[Begin Material supplied]

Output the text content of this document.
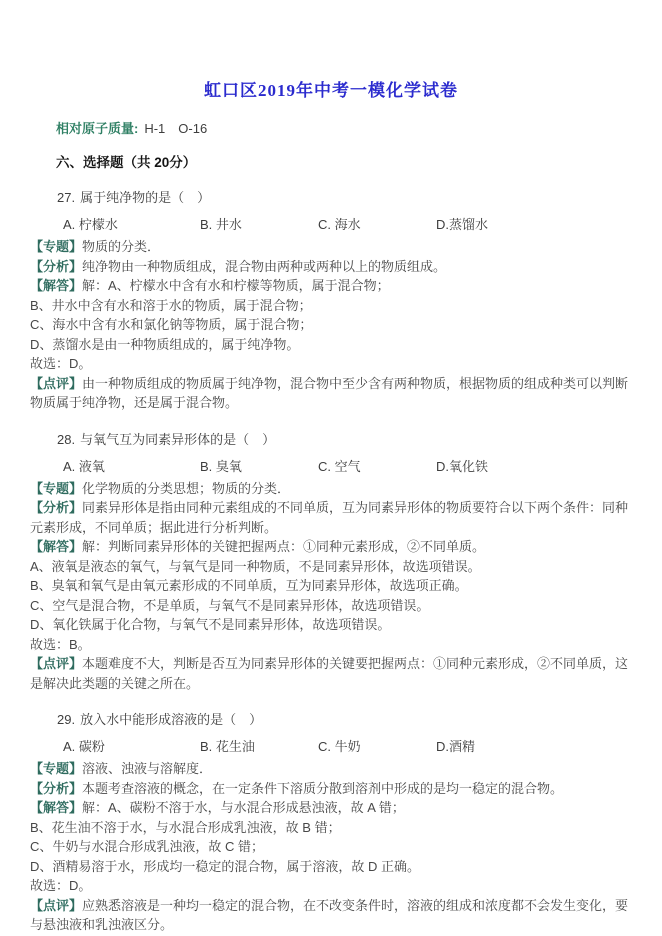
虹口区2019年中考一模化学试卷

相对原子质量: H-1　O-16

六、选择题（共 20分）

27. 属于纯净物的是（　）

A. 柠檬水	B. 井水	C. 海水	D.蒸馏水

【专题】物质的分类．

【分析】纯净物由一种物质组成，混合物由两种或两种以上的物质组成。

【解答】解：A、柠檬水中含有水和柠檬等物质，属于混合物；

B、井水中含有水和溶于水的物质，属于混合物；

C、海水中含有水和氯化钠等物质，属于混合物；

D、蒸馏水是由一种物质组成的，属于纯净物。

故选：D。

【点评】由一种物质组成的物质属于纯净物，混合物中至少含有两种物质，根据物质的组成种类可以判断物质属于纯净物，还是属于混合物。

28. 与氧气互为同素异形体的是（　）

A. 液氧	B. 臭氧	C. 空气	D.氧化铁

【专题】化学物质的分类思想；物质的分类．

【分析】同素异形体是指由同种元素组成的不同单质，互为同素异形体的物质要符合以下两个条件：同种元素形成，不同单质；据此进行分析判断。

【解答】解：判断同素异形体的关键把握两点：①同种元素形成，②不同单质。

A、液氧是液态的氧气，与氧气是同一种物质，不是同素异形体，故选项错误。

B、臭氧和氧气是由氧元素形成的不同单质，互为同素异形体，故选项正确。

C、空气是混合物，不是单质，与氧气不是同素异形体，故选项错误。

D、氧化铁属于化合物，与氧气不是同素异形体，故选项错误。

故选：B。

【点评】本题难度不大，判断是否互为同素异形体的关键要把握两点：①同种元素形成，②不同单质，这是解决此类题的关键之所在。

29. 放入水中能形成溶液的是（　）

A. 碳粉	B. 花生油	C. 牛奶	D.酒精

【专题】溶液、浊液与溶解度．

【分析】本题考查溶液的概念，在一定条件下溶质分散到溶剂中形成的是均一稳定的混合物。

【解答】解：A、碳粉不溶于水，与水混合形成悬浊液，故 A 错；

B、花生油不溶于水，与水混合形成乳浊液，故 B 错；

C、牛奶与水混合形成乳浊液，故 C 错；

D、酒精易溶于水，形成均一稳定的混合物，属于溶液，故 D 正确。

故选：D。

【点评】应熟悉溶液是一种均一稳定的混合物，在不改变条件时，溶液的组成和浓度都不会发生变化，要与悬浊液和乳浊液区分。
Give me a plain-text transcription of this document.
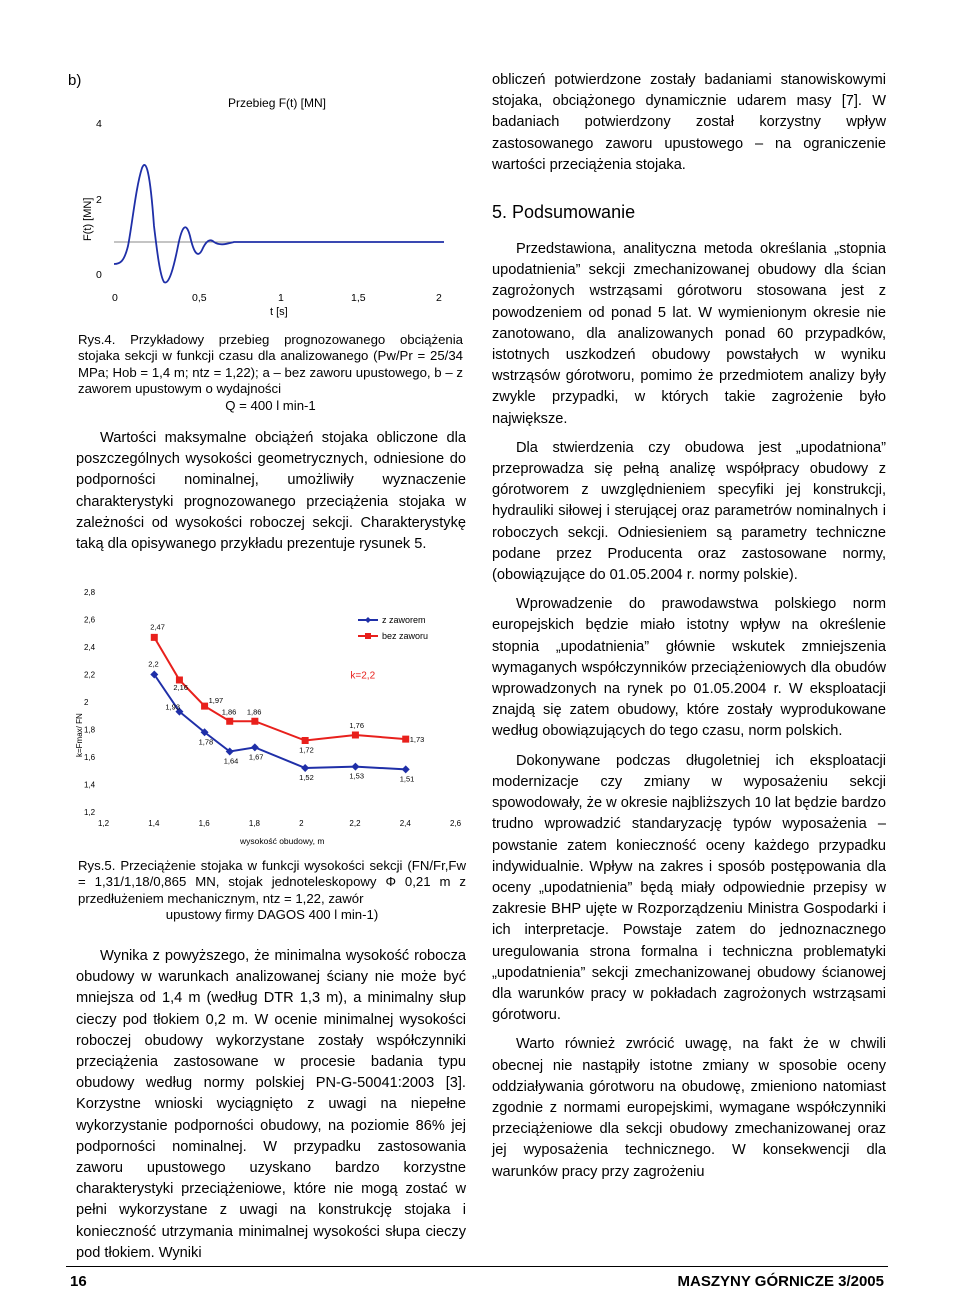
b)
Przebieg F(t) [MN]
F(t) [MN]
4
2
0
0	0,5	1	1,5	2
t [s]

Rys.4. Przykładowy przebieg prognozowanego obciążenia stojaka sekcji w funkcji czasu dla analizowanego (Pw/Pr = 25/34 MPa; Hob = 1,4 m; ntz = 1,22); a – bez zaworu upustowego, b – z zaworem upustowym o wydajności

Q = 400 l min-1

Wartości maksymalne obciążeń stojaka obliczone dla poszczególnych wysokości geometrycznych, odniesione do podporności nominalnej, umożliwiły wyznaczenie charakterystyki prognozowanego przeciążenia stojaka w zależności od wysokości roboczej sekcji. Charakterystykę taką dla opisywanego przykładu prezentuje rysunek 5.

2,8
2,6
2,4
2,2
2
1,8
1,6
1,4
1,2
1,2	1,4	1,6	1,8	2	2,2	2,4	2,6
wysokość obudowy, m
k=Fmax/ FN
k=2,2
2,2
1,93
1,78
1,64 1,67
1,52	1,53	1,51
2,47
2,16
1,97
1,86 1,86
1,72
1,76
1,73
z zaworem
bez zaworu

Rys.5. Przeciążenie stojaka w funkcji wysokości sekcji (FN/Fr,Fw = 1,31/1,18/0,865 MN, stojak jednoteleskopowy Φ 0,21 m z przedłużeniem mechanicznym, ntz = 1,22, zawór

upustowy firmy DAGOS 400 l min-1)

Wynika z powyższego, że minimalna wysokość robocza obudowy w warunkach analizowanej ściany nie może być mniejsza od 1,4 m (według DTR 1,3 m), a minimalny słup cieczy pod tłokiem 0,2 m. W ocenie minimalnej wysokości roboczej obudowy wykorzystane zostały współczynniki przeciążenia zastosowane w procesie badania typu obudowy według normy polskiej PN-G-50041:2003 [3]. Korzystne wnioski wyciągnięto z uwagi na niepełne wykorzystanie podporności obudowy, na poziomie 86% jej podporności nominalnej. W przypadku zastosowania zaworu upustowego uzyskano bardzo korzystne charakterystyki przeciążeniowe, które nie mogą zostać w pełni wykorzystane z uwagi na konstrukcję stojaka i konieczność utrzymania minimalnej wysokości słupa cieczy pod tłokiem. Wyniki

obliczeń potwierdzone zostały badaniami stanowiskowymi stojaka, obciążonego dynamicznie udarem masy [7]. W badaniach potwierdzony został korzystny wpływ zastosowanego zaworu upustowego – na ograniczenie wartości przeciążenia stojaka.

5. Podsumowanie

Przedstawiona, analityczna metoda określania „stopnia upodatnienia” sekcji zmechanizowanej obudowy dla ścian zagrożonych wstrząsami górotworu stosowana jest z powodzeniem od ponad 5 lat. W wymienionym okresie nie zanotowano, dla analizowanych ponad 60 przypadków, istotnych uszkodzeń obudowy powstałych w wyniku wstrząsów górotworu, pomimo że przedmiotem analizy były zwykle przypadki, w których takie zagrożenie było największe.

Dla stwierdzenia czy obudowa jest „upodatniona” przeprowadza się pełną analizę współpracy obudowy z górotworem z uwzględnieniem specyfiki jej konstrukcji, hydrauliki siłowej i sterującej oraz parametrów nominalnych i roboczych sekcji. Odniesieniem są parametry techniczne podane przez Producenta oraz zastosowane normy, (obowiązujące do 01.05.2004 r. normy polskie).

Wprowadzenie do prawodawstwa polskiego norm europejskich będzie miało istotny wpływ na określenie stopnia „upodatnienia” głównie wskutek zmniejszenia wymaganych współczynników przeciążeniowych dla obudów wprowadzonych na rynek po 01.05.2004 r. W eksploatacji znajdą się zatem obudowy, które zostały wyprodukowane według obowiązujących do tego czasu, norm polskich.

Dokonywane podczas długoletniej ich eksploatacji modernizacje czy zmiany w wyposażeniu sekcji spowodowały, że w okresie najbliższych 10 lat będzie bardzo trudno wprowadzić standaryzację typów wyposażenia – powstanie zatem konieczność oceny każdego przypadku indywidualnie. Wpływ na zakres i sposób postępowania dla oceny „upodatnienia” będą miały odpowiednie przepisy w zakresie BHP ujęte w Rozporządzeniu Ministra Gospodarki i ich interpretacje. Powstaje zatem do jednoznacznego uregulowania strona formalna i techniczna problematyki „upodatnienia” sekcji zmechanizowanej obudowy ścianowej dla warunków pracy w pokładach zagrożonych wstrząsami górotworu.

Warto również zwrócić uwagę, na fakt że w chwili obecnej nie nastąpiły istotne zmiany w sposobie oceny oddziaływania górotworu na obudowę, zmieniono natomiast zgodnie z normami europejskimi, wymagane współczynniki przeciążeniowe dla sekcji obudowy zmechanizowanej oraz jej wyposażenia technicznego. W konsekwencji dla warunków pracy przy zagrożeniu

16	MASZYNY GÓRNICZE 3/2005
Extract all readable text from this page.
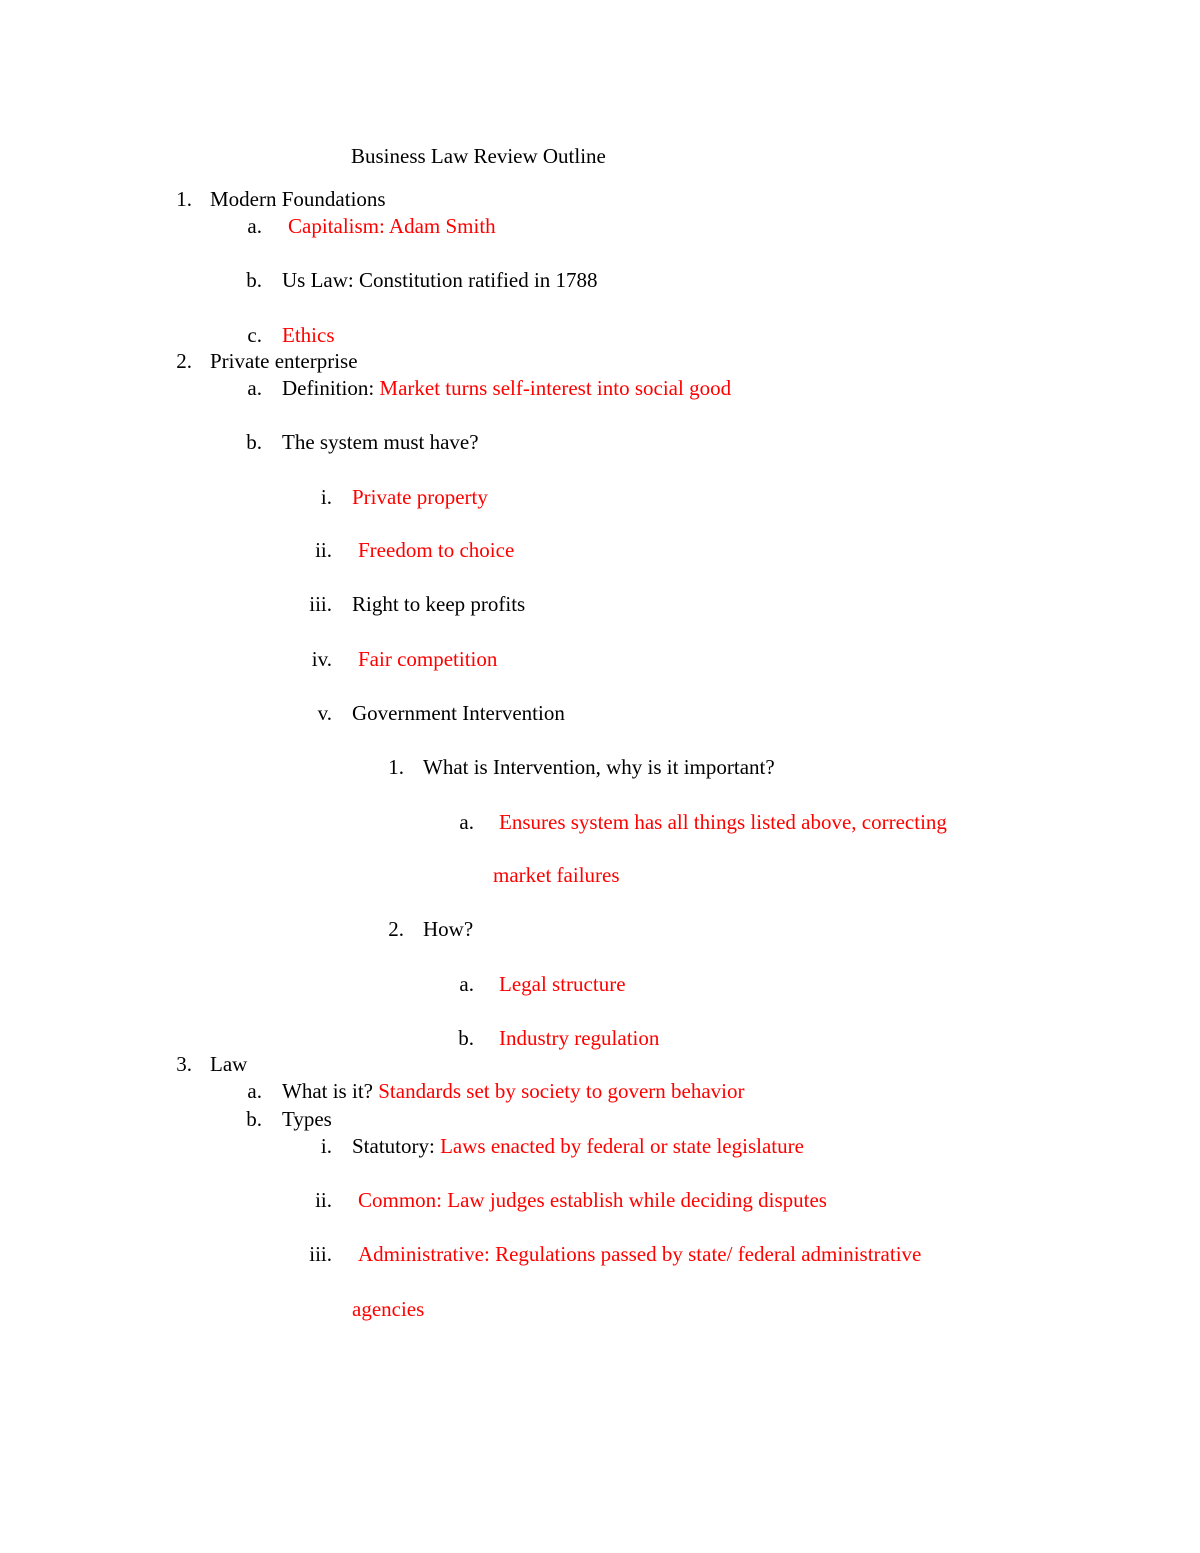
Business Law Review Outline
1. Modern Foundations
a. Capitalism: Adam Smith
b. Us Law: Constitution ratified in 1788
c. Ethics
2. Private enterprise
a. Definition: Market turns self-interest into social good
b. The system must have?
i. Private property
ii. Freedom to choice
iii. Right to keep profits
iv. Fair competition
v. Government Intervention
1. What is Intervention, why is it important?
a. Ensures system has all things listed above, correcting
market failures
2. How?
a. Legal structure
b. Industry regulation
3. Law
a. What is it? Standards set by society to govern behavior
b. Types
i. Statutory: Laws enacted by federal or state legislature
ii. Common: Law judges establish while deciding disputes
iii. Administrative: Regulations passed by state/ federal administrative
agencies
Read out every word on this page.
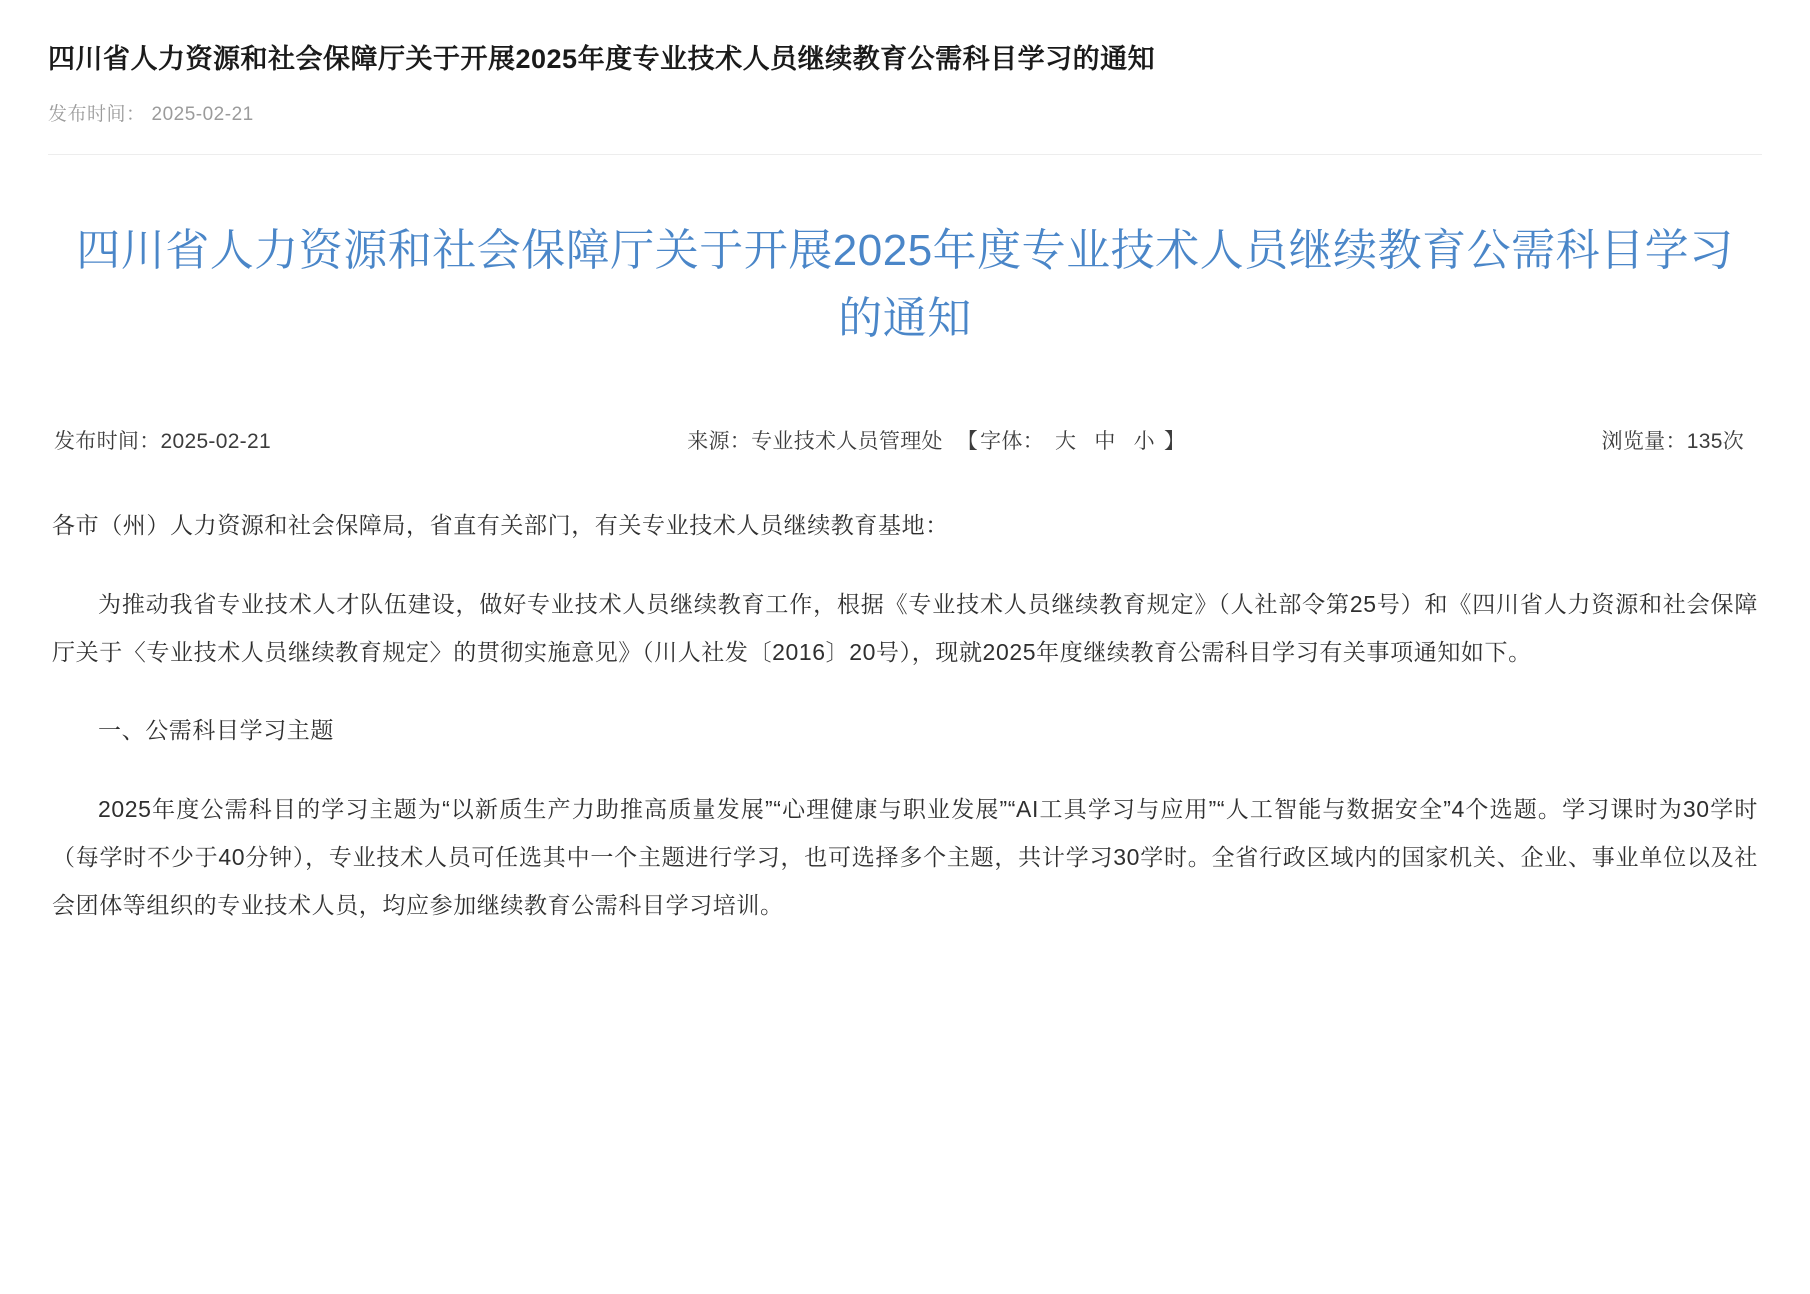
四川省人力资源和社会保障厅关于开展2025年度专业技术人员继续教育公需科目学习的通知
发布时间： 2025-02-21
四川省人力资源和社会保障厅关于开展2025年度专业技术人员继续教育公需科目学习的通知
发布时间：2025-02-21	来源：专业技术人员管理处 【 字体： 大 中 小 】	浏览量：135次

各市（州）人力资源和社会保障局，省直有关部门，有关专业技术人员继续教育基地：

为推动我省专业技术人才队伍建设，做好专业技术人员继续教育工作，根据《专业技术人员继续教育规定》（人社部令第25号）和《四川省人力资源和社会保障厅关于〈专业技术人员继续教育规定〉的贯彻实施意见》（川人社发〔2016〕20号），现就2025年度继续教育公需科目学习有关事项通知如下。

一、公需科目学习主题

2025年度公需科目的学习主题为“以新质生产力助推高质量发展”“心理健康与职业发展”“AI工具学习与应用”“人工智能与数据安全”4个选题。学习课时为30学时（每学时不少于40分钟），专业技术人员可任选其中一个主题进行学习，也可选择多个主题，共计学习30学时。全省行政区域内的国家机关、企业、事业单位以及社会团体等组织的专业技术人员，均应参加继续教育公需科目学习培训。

[End Material supplied]

- **Short problem**
Quote, without alteration, the lines running from the line containing "Read out every word on this page." to the last line of the entries, and include no pictures.

- **Output for this exercise**
Read out every word on this page.
四川省人力资源和社会保障厅关于开展2025年度专业技术人员继续教育公需科目学习的通知
发布时间： 2025-02-21
四川省人力资源和社会保障厅关于开展2025年度专业技术人员继续教育公需科目学习的通知
发布时间：2025-02-21	来源：专业技术人员管理处 【 字体： 大 中 小 】	浏览量：135次

各市（州）人力资源和社会保障局，省直有关部门，有关专业技术人员继续教育基地：

为推动我省专业技术人才队伍建设，做好专业技术人员继续教育工作，根据《专业技术人员继续教育规定》（人社部令第25号）和《四川省人力资源和社会保障厅关于〈专业技术人员继续教育规定〉的贯彻实施意见》（川人社发〔2016〕20号），现就2025年度继续教育公需科目学习有关事项通知如下。

一、公需科目学习主题

2025年度公需科目的学习主题为“以新质生产力助推高质量发展”“心理健康与职业发展”“AI工具学习与应用”“人工智能与数据安全”4个选题。学习课时为30学时（每学时不少于40分钟），专业技术人员可任选其中一个主题进行学习，也可选择多个主题，共计学习30学时。全省行政区域内的国家机关、企业、事业单位以及社会团体等组织的专业技术人员，均应参加继续教育公需科目学习培训。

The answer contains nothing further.